— MATERIAL FOR THIS TASK —

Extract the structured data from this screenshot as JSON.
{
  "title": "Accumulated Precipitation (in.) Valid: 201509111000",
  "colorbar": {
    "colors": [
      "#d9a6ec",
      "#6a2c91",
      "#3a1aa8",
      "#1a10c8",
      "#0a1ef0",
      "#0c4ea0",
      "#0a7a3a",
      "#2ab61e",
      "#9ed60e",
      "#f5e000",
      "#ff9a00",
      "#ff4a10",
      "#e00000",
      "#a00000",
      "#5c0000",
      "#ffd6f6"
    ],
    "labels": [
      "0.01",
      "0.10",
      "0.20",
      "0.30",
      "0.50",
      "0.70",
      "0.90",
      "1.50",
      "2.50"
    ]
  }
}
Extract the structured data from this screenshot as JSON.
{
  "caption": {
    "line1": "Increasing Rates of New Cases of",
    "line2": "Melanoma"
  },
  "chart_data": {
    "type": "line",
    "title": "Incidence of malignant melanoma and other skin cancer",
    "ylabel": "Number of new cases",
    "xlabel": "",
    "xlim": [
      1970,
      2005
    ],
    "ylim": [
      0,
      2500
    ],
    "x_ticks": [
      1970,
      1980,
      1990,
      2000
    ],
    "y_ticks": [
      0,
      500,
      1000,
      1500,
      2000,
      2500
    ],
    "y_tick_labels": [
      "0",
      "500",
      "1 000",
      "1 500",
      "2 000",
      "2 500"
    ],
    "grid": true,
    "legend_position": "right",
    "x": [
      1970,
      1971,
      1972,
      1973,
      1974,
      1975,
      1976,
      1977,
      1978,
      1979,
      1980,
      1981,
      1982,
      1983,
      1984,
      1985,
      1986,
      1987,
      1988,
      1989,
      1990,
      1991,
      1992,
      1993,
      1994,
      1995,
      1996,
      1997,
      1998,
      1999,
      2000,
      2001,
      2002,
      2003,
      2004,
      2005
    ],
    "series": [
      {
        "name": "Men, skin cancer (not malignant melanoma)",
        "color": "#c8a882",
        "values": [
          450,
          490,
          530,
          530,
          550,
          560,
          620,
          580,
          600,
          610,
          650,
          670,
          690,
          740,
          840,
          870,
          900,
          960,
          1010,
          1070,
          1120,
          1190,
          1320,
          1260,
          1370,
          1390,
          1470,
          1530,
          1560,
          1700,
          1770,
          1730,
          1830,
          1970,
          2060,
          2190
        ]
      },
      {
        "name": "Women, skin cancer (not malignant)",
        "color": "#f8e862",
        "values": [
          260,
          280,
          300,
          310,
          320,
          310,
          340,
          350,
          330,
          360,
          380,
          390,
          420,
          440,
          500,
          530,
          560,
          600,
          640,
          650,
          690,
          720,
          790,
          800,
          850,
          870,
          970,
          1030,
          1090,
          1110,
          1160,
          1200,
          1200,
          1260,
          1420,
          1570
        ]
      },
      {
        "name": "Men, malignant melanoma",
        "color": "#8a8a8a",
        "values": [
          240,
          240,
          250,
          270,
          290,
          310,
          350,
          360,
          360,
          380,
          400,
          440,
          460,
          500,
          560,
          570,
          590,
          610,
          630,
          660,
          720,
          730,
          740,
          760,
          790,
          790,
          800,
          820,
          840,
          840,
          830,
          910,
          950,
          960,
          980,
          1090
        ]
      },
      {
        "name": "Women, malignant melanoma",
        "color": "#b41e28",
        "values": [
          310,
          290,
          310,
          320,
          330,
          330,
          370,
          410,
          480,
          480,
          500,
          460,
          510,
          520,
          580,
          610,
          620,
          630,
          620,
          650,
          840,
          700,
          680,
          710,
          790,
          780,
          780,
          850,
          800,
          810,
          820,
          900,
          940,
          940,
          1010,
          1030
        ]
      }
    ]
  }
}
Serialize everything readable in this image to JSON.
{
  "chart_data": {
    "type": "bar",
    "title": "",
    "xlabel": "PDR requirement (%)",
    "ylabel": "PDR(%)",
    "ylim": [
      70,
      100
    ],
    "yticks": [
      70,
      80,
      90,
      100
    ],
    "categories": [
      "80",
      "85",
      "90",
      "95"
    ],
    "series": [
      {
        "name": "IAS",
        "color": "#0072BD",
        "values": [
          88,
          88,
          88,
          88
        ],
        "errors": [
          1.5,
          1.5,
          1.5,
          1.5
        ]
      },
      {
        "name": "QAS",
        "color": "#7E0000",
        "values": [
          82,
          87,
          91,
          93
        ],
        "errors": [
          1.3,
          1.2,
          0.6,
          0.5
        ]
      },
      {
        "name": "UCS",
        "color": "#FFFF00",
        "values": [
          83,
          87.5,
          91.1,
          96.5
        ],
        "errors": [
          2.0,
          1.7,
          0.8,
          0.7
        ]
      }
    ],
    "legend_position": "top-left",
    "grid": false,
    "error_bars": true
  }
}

— TASK —
In this exercise, repeat all entries exactly.

— CORRECT RESULT —
Extract the structured data from this screenshot as JSON.
{
  "title": "Accumulated Precipitation (in.) Valid: 201509111000",
  "colorbar": {
    "colors": [
      "#d9a6ec",
      "#6a2c91",
      "#3a1aa8",
      "#1a10c8",
      "#0a1ef0",
      "#0c4ea0",
      "#0a7a3a",
      "#2ab61e",
      "#9ed60e",
      "#f5e000",
      "#ff9a00",
      "#ff4a10",
      "#e00000",
      "#a00000",
      "#5c0000",
      "#ffd6f6"
    ],
    "labels": [
      "0.01",
      "0.10",
      "0.20",
      "0.30",
      "0.50",
      "0.70",
      "0.90",
      "1.50",
      "2.50"
    ]
  }
}
Extract the structured data from this screenshot as JSON.
{
  "caption": {
    "line1": "Increasing Rates of New Cases of",
    "line2": "Melanoma"
  },
  "chart_data": {
    "type": "line",
    "title": "Incidence of malignant melanoma and other skin cancer",
    "ylabel": "Number of new cases",
    "xlabel": "",
    "xlim": [
      1970,
      2005
    ],
    "ylim": [
      0,
      2500
    ],
    "x_ticks": [
      1970,
      1980,
      1990,
      2000
    ],
    "y_ticks": [
      0,
      500,
      1000,
      1500,
      2000,
      2500
    ],
    "y_tick_labels": [
      "0",
      "500",
      "1 000",
      "1 500",
      "2 000",
      "2 500"
    ],
    "grid": true,
    "legend_position": "right",
    "x": [
      1970,
      1971,
      1972,
      1973,
      1974,
      1975,
      1976,
      1977,
      1978,
      1979,
      1980,
      1981,
      1982,
      1983,
      1984,
      1985,
      1986,
      1987,
      1988,
      1989,
      1990,
      1991,
      1992,
      1993,
      1994,
      1995,
      1996,
      1997,
      1998,
      1999,
      2000,
      2001,
      2002,
      2003,
      2004,
      2005
    ],
    "series": [
      {
        "name": "Men, skin cancer (not malignant melanoma)",
        "color": "#c8a882",
        "values": [
          450,
          490,
          530,
          530,
          550,
          560,
          620,
          580,
          600,
          610,
          650,
          670,
          690,
          740,
          840,
          870,
          900,
          960,
          1010,
          1070,
          1120,
          1190,
          1320,
          1260,
          1370,
          1390,
          1470,
          1530,
          1560,
          1700,
          1770,
          1730,
          1830,
          1970,
          2060,
          2190
        ]
      },
      {
        "name": "Women, skin cancer (not malignant)",
        "color": "#f8e862",
        "values": [
          260,
          280,
          300,
          310,
          320,
          310,
          340,
          350,
          330,
          360,
          380,
          390,
          420,
          440,
          500,
          530,
          560,
          600,
          640,
          650,
          690,
          720,
          790,
          800,
          850,
          870,
          970,
          1030,
          1090,
          1110,
          1160,
          1200,
          1200,
          1260,
          1420,
          1570
        ]
      },
      {
        "name": "Men, malignant melanoma",
        "color": "#8a8a8a",
        "values": [
          240,
          240,
          250,
          270,
          290,
          310,
          350,
          360,
          360,
          380,
          400,
          440,
          460,
          500,
          560,
          570,
          590,
          610,
          630,
          660,
          720,
          730,
          740,
          760,
          790,
          790,
          800,
          820,
          840,
          840,
          830,
          910,
          950,
          960,
          980,
          1090
        ]
      },
      {
        "name": "Women, malignant melanoma",
        "color": "#b41e28",
        "values": [
          310,
          290,
          310,
          320,
          330,
          330,
          370,
          410,
          480,
          480,
          500,
          460,
          510,
          520,
          580,
          610,
          620,
          630,
          620,
          650,
          840,
          700,
          680,
          710,
          790,
          780,
          780,
          850,
          800,
          810,
          820,
          900,
          940,
          940,
          1010,
          1030
        ]
      }
    ]
  }
}
Serialize everything readable in this image to JSON.
{
  "chart_data": {
    "type": "bar",
    "title": "",
    "xlabel": "PDR requirement (%)",
    "ylabel": "PDR(%)",
    "ylim": [
      70,
      100
    ],
    "yticks": [
      70,
      80,
      90,
      100
    ],
    "categories": [
      "80",
      "85",
      "90",
      "95"
    ],
    "series": [
      {
        "name": "IAS",
        "color": "#0072BD",
        "values": [
          88,
          88,
          88,
          88
        ],
        "errors": [
          1.5,
          1.5,
          1.5,
          1.5
        ]
      },
      {
        "name": "QAS",
        "color": "#7E0000",
        "values": [
          82,
          87,
          91,
          93
        ],
        "errors": [
          1.3,
          1.2,
          0.6,
          0.5
        ]
      },
      {
        "name": "UCS",
        "color": "#FFFF00",
        "values": [
          83,
          87.5,
          91.1,
          96.5
        ],
        "errors": [
          2.0,
          1.7,
          0.8,
          0.7
        ]
      }
    ],
    "legend_position": "top-left",
    "grid": false,
    "error_bars": true
  }
}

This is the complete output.